• Data for processing
• • • • •
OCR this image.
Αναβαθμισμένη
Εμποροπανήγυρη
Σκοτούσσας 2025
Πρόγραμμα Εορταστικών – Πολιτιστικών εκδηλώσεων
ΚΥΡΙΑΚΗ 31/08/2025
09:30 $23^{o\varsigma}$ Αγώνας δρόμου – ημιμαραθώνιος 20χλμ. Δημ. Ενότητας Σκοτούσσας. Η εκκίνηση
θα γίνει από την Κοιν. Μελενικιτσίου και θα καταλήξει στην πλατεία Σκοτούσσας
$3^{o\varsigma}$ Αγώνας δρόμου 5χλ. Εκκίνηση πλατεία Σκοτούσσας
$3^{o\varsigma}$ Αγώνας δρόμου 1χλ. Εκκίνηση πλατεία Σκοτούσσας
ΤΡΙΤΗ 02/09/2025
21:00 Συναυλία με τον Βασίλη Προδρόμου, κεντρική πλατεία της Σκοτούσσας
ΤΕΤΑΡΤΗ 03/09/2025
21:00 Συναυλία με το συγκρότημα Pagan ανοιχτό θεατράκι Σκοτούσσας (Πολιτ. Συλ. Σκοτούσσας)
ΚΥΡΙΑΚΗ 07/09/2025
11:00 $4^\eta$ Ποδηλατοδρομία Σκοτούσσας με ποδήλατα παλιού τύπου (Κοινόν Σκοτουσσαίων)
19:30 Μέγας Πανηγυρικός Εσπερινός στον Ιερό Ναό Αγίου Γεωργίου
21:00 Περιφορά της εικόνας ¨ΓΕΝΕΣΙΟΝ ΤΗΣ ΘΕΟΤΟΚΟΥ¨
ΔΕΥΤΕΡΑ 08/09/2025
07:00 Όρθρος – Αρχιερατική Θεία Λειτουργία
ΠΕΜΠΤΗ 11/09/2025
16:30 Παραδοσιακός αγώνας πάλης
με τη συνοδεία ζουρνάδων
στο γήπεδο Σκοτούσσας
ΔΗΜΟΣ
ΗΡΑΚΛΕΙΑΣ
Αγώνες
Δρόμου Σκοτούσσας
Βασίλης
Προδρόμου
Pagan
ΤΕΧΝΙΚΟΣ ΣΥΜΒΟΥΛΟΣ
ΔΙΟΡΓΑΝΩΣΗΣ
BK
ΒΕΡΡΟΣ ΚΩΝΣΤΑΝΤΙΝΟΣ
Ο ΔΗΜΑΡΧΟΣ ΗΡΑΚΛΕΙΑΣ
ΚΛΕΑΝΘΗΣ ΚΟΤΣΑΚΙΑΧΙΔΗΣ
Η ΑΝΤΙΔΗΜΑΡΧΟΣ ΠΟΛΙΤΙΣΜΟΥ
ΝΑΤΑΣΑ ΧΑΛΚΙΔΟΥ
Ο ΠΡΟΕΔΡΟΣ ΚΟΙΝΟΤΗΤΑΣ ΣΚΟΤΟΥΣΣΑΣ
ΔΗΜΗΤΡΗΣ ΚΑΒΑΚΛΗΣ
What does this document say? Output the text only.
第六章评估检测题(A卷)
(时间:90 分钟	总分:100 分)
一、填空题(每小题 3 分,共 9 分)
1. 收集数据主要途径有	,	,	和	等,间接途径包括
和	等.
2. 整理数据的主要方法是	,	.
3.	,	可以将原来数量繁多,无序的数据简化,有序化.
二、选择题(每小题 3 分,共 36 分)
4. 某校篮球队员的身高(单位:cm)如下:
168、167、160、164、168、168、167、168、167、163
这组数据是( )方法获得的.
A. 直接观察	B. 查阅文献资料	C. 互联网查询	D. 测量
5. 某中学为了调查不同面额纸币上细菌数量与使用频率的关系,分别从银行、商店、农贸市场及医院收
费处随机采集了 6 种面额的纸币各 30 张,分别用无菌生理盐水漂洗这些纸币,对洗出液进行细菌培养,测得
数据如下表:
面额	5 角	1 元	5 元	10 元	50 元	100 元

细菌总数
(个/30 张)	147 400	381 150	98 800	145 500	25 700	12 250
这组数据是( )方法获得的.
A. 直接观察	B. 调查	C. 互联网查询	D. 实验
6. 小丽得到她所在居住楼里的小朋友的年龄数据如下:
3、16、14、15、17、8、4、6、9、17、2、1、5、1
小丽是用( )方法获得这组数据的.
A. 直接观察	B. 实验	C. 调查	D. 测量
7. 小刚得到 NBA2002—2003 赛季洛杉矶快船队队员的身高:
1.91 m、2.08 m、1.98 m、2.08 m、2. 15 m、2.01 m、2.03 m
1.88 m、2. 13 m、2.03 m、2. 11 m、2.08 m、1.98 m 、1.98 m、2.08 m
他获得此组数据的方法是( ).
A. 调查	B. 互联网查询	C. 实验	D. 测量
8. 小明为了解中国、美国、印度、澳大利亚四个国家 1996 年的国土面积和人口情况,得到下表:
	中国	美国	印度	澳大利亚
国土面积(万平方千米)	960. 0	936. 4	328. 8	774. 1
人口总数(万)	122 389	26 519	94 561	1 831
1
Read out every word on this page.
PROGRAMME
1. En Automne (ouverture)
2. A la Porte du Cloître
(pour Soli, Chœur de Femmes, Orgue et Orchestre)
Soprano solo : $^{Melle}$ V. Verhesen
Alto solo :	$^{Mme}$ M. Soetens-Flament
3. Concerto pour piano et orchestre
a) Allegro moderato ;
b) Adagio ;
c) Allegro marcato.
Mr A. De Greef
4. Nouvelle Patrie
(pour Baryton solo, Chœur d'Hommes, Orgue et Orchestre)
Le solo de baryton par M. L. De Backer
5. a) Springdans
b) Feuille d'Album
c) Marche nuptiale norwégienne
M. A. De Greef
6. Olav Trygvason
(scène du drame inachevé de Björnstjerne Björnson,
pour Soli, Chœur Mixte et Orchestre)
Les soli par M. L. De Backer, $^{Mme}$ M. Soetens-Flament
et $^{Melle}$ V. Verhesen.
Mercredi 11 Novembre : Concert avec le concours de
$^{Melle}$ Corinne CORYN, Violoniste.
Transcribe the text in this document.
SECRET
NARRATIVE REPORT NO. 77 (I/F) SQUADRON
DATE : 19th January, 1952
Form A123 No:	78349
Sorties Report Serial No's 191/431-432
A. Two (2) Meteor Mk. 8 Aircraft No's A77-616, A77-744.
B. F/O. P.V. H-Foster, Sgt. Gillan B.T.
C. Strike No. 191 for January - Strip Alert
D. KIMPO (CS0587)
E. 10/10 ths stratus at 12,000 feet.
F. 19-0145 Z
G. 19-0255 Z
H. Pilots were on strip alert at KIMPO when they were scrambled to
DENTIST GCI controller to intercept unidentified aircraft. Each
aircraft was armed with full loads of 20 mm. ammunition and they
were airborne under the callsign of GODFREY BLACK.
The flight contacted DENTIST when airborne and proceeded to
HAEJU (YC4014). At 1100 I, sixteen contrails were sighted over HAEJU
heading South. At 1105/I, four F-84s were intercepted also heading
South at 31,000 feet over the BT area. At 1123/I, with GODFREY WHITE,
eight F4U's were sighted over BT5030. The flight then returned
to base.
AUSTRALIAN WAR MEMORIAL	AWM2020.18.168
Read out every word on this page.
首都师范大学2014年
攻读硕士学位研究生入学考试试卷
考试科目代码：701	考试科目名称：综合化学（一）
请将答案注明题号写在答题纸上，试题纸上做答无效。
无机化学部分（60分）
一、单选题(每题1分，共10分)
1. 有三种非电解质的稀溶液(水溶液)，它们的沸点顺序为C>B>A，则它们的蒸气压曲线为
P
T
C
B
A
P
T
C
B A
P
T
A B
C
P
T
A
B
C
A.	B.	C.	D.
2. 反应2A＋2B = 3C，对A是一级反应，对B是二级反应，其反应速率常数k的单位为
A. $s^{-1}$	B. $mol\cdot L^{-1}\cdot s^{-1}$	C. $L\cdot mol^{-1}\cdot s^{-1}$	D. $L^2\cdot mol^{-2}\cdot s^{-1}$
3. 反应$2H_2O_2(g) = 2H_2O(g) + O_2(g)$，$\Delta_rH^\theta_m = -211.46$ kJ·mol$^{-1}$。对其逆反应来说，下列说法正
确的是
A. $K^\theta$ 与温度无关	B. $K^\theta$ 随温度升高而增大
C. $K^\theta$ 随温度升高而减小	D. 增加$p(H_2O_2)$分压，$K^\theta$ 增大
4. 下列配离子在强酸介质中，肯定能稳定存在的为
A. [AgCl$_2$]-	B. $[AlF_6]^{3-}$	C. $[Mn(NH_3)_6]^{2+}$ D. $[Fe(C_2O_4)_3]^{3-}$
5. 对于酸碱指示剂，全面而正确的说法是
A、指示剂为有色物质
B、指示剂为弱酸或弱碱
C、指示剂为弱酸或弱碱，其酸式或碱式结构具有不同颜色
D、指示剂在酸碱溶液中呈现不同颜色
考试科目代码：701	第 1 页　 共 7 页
• • • • •
• Given instruction
Search the data for the string "January" and copy each line where it appears.

• Response for this exercise
DATE : 19th January, 1952
C. Strike No. 191 for January - Strip Alert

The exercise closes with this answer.